◆ YOUR OBJECTIVE: What is the number of lines that include the word "Rosengasse"? Provide only that figure.
start RECORD SET
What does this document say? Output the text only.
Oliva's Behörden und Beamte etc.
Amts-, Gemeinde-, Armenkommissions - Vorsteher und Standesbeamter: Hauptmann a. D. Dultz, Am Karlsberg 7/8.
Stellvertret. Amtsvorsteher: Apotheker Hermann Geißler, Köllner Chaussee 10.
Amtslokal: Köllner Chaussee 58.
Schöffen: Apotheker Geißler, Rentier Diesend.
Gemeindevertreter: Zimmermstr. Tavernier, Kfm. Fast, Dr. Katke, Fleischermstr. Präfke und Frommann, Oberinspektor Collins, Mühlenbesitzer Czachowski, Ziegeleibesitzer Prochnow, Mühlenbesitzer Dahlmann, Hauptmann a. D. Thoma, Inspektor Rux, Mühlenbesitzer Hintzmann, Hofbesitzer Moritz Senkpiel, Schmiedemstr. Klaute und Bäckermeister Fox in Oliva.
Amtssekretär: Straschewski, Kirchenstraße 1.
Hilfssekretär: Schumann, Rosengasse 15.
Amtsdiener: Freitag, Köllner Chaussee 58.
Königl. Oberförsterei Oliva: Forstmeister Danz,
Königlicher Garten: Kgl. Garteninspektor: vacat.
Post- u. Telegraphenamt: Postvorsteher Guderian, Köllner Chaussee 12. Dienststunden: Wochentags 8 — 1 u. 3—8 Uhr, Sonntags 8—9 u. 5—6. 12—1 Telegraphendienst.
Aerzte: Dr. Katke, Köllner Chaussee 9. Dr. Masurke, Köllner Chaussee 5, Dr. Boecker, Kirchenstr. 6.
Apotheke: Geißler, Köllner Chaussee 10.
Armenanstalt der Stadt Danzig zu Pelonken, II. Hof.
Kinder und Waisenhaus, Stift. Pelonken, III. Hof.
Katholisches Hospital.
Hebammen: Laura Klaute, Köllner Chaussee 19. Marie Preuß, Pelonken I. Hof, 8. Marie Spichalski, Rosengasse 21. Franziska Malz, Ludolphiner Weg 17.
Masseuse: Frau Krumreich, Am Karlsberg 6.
end RECORD SET
◆ RESULT FOR THIS TASK: 2